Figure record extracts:
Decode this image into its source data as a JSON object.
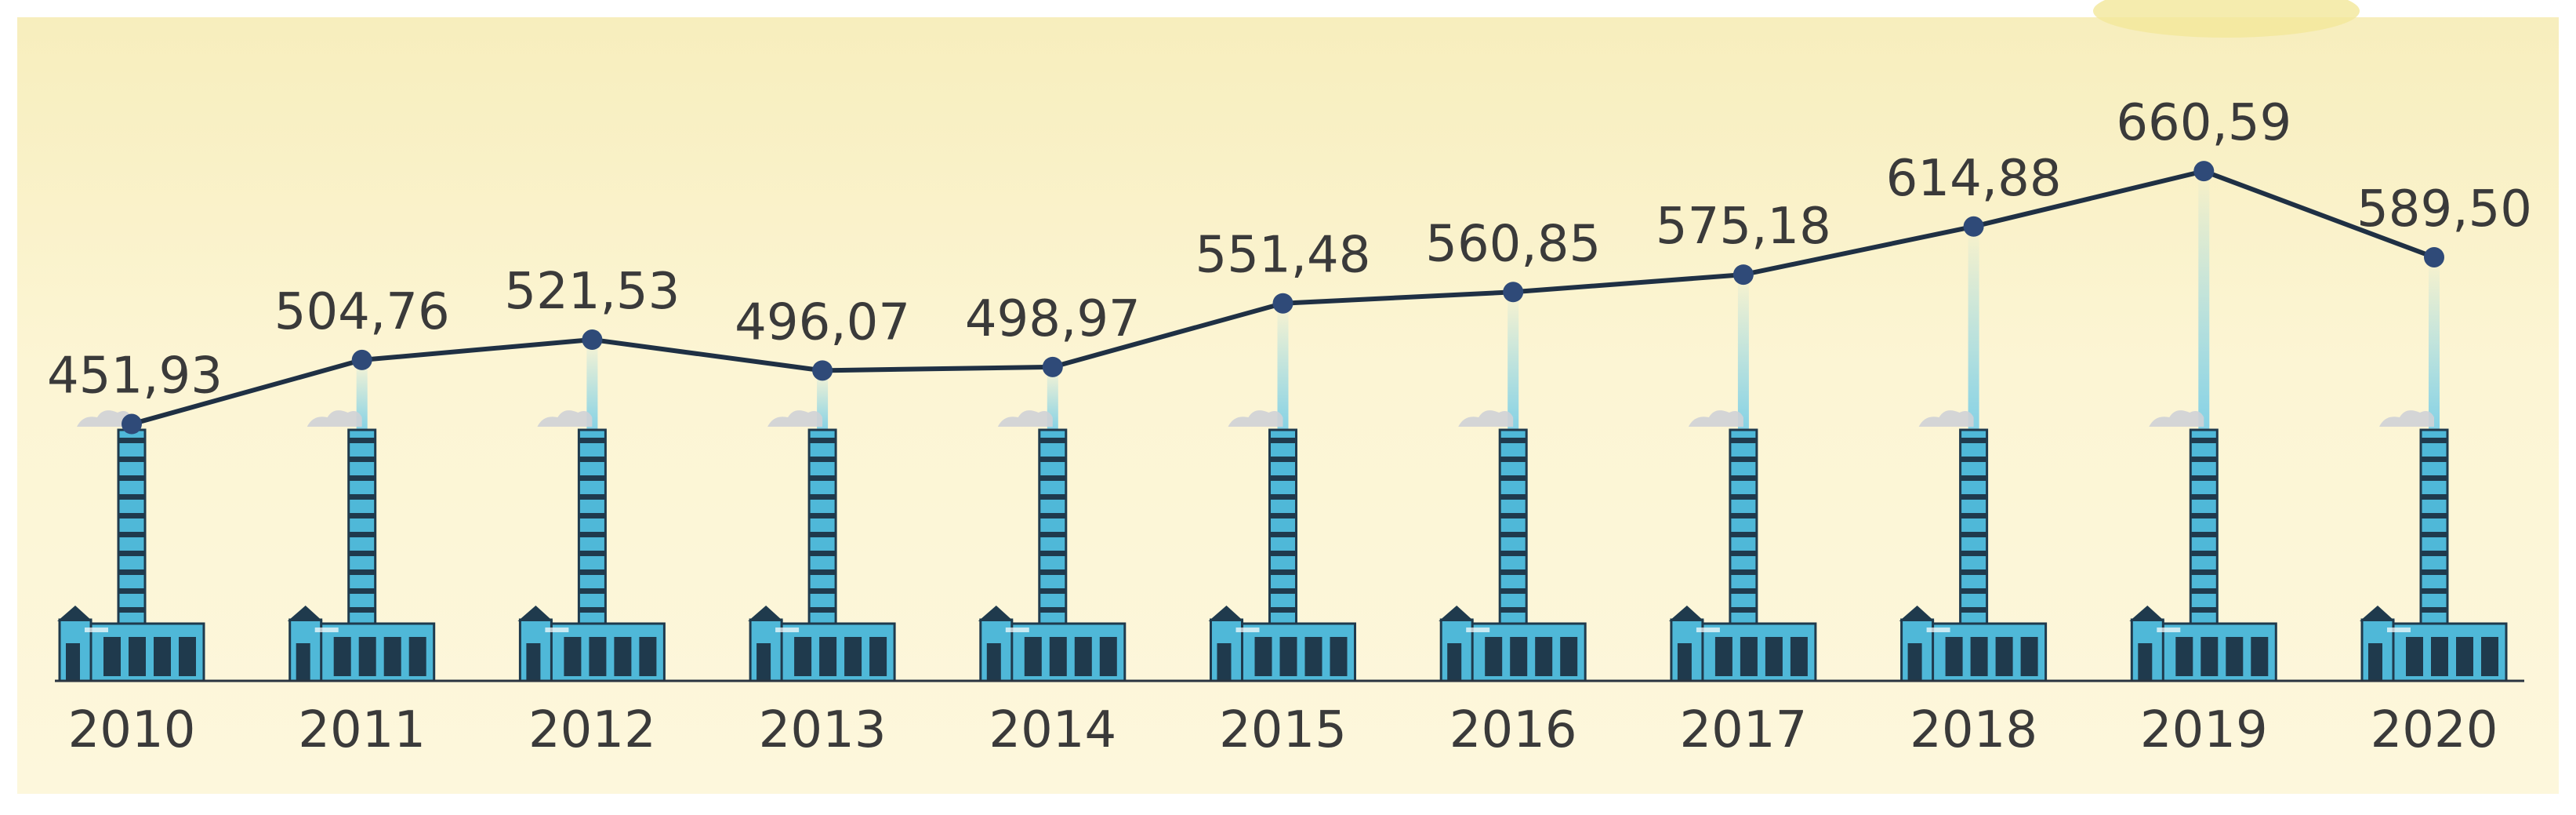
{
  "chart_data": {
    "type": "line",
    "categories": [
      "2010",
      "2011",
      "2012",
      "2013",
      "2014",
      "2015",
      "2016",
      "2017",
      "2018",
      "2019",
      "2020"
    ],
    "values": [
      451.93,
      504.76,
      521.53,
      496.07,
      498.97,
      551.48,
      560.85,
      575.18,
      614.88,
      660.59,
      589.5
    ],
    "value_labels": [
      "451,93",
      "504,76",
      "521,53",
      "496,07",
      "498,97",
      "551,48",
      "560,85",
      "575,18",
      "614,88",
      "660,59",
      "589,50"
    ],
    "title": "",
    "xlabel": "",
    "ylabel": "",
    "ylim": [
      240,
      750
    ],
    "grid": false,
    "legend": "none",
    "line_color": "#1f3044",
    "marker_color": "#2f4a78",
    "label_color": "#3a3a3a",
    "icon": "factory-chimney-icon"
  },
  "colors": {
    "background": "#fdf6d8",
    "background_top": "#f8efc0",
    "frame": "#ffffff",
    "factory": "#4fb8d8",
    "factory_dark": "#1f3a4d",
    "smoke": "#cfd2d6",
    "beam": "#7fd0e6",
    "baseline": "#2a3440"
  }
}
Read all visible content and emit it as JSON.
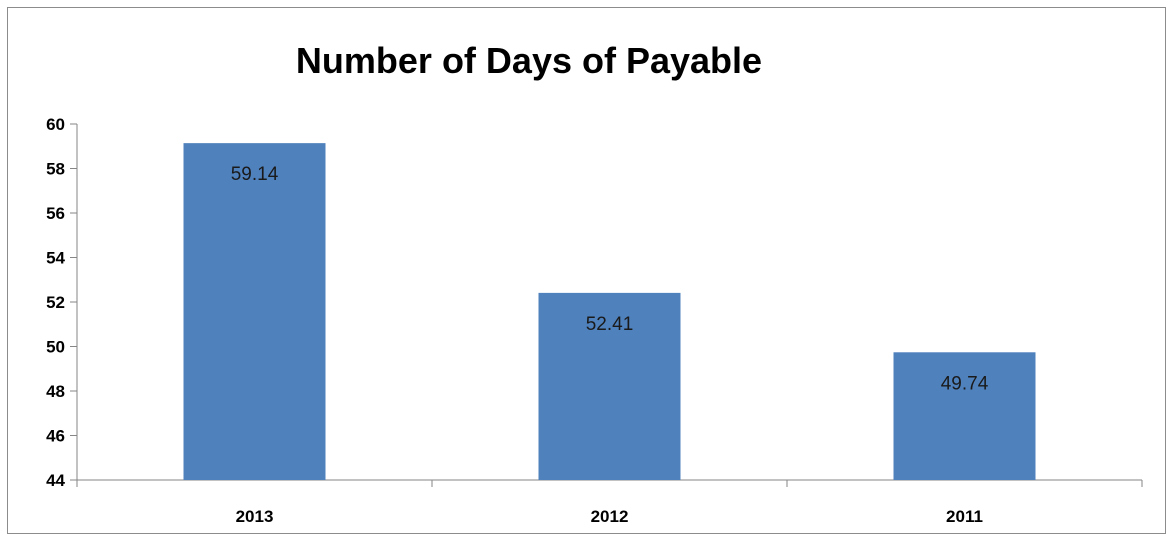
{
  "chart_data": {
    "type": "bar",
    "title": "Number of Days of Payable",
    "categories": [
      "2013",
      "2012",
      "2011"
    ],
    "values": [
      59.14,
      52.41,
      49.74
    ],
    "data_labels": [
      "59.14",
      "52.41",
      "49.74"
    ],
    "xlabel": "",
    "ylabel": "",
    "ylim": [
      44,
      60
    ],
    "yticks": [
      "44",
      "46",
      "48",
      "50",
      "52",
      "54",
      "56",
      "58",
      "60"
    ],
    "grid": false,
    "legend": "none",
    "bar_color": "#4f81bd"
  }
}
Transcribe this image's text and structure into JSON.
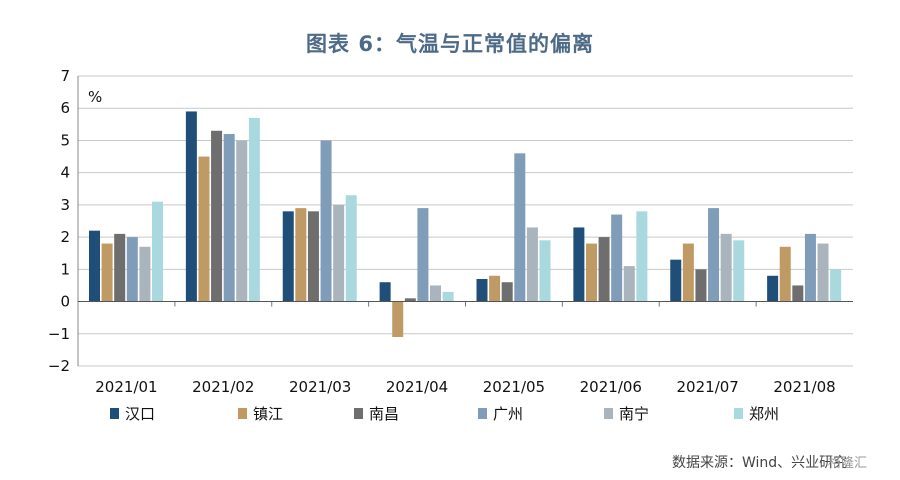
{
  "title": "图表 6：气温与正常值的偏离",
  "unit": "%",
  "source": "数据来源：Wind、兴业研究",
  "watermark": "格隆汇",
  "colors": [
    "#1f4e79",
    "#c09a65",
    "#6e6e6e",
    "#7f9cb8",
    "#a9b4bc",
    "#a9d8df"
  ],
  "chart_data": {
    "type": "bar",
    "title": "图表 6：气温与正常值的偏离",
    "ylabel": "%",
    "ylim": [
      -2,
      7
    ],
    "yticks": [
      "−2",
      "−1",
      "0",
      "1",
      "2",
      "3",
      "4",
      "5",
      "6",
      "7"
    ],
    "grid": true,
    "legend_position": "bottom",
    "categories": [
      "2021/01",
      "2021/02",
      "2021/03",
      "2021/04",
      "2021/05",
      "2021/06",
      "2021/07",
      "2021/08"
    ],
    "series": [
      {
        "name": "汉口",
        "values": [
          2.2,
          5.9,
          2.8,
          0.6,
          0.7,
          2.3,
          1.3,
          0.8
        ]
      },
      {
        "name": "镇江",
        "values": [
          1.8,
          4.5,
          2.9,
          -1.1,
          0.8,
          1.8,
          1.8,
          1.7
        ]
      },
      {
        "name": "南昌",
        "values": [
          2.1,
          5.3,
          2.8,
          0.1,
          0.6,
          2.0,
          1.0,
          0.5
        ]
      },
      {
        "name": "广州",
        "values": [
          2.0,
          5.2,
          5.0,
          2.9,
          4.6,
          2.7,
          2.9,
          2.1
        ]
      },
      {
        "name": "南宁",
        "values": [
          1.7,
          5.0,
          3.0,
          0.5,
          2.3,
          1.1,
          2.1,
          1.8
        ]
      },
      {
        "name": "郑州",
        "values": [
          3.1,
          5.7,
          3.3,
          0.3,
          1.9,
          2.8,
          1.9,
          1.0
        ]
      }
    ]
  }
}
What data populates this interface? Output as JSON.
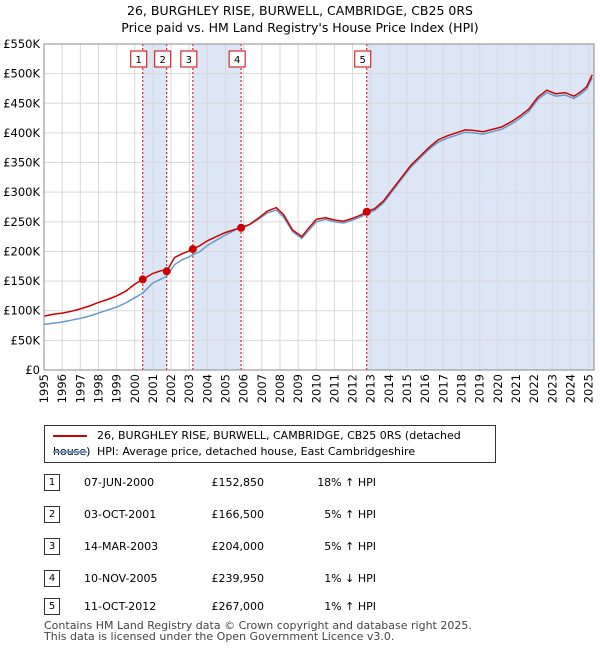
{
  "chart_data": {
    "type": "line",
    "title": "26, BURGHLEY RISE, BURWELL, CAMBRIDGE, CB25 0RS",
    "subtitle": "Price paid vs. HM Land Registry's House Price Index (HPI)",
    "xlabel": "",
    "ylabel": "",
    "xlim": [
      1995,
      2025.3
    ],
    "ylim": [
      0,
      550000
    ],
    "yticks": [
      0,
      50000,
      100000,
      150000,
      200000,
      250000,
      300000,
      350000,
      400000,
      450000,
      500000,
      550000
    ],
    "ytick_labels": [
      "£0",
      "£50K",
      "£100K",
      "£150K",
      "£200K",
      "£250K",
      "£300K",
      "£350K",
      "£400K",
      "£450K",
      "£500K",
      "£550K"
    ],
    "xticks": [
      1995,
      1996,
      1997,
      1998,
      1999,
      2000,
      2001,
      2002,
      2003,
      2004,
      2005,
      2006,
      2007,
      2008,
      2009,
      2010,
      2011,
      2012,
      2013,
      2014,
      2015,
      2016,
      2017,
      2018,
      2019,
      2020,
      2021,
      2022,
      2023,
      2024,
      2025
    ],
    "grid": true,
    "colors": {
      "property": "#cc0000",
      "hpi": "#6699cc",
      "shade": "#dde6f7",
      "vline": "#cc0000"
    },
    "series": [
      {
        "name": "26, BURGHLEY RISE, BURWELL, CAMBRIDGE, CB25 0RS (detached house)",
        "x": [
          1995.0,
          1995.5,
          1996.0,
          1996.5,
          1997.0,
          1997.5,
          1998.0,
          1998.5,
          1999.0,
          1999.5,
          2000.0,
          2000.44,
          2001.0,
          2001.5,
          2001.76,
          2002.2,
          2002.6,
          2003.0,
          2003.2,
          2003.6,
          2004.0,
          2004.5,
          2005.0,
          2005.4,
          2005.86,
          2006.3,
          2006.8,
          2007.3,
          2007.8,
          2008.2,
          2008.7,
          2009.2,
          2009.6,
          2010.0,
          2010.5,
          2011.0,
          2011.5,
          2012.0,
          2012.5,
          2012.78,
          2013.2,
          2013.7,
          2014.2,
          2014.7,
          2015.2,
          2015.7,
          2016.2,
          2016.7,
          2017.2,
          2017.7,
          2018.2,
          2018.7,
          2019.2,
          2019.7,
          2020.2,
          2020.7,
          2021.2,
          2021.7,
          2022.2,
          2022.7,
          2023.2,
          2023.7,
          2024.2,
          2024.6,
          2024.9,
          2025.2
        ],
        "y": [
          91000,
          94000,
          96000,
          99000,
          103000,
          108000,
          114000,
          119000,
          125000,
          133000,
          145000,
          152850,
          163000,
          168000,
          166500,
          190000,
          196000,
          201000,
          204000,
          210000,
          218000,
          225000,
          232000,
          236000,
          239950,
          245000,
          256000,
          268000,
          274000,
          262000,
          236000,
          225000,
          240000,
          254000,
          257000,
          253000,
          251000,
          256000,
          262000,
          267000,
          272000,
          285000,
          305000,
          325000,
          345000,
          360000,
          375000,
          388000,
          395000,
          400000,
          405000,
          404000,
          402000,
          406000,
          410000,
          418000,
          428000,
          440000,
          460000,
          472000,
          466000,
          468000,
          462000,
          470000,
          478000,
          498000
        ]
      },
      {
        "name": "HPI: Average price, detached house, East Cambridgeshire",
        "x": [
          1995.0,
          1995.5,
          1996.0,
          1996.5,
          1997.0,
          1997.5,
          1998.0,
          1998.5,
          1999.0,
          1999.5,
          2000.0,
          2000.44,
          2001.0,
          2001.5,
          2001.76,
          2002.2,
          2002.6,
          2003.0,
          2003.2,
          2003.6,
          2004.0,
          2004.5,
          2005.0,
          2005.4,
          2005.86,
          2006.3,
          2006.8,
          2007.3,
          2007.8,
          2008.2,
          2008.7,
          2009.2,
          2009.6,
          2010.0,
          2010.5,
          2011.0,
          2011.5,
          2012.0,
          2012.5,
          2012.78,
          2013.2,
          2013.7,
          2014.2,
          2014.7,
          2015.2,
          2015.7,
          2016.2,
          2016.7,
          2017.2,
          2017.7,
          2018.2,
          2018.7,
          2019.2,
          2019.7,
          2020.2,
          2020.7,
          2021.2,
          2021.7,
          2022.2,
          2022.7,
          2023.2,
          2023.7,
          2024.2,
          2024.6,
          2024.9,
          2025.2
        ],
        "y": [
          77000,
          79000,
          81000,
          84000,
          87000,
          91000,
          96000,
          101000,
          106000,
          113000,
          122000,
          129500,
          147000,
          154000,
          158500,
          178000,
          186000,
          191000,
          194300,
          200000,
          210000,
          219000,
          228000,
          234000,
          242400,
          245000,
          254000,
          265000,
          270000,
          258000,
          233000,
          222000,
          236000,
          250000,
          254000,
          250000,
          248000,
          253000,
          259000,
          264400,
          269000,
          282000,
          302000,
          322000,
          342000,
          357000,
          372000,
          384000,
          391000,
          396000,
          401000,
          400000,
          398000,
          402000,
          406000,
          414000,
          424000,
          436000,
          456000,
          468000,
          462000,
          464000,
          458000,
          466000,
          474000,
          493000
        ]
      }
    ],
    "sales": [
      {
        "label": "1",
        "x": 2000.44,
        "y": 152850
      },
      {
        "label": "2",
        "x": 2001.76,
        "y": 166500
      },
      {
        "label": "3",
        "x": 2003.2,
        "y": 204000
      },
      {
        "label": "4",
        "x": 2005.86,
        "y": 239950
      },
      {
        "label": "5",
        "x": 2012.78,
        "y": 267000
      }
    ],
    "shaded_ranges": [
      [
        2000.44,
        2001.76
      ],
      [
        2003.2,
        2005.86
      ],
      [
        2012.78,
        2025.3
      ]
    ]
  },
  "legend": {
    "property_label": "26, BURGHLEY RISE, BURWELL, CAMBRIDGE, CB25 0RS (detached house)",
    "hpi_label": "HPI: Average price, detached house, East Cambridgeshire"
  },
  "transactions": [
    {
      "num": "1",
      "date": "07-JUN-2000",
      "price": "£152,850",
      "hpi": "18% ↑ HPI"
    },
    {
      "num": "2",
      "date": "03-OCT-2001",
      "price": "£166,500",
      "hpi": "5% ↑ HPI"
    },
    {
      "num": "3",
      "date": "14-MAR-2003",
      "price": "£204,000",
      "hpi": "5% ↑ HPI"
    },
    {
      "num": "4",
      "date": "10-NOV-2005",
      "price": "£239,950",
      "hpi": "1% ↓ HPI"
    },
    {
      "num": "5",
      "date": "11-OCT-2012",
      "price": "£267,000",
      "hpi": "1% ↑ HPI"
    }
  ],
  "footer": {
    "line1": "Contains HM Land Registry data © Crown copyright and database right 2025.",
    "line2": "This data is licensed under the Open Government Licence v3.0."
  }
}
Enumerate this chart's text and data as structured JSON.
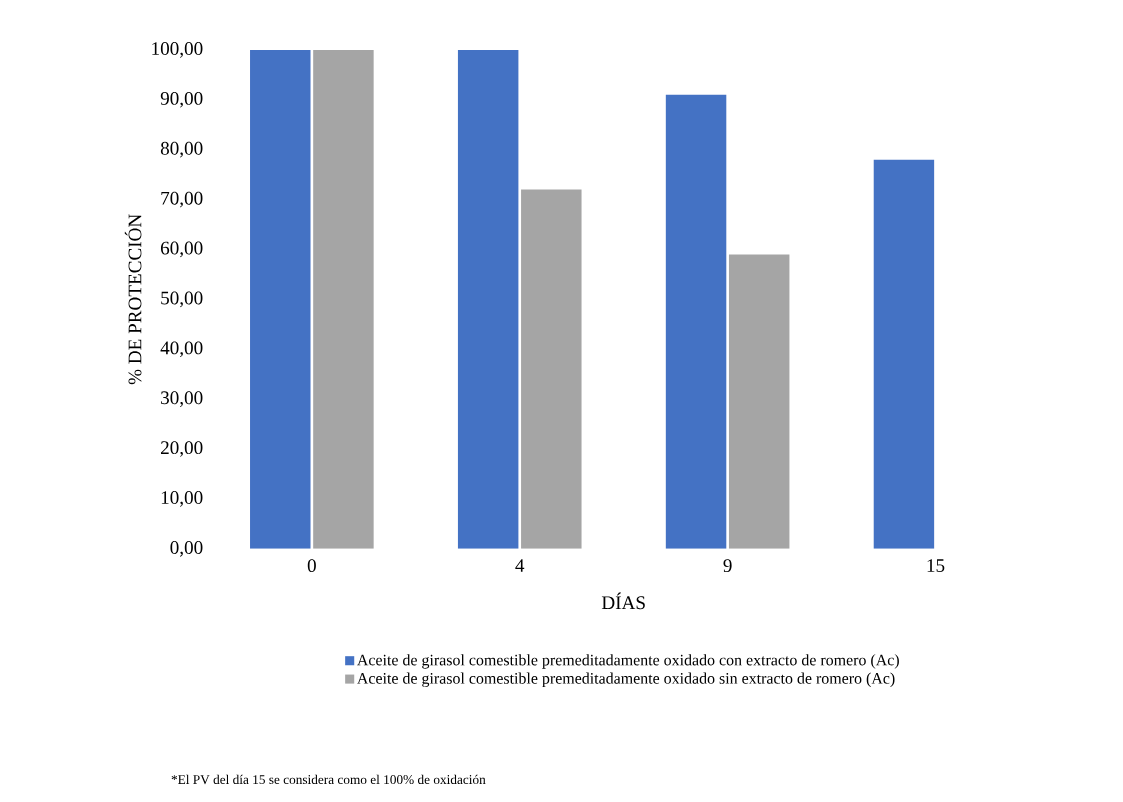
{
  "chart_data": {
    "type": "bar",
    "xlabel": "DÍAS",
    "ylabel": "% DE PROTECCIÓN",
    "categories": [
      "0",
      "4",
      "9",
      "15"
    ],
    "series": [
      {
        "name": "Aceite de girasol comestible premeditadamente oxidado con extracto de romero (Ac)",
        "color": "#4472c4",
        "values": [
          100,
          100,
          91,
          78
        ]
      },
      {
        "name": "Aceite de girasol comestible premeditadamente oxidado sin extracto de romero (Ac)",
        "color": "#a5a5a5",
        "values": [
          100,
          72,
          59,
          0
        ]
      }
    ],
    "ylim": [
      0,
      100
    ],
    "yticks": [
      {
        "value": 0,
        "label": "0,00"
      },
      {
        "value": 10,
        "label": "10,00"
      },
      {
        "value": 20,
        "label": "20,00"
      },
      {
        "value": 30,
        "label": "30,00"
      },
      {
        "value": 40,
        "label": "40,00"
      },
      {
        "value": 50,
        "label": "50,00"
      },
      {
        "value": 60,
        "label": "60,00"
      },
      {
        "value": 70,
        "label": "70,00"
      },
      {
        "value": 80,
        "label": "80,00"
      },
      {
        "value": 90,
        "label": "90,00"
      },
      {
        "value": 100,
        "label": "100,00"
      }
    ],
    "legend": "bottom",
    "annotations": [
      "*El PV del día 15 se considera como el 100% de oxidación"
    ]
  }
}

▸ **Written problem**
Determine how many lines include the string "JSON". Give no answer but the number.

▸ **Response below**
5